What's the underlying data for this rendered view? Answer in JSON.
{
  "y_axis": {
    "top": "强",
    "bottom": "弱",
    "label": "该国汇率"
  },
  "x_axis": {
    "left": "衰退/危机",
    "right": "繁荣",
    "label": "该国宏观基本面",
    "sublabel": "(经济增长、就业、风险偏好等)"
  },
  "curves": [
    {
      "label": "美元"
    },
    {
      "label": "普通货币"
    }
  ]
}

|---|

● **WHAT THE TASK ASKS**:
Write the material out exactly, with nothing left out.

● **IN RESPONSE**:
What's the underlying data for this rendered view? Answer in JSON.
{
  "y_axis": {
    "top": "强",
    "bottom": "弱",
    "label": "该国汇率"
  },
  "x_axis": {
    "left": "衰退/危机",
    "right": "繁荣",
    "label": "该国宏观基本面",
    "sublabel": "(经济增长、就业、风险偏好等)"
  },
  "curves": [
    {
      "label": "美元"
    },
    {
      "label": "普通货币"
    }
  ]
}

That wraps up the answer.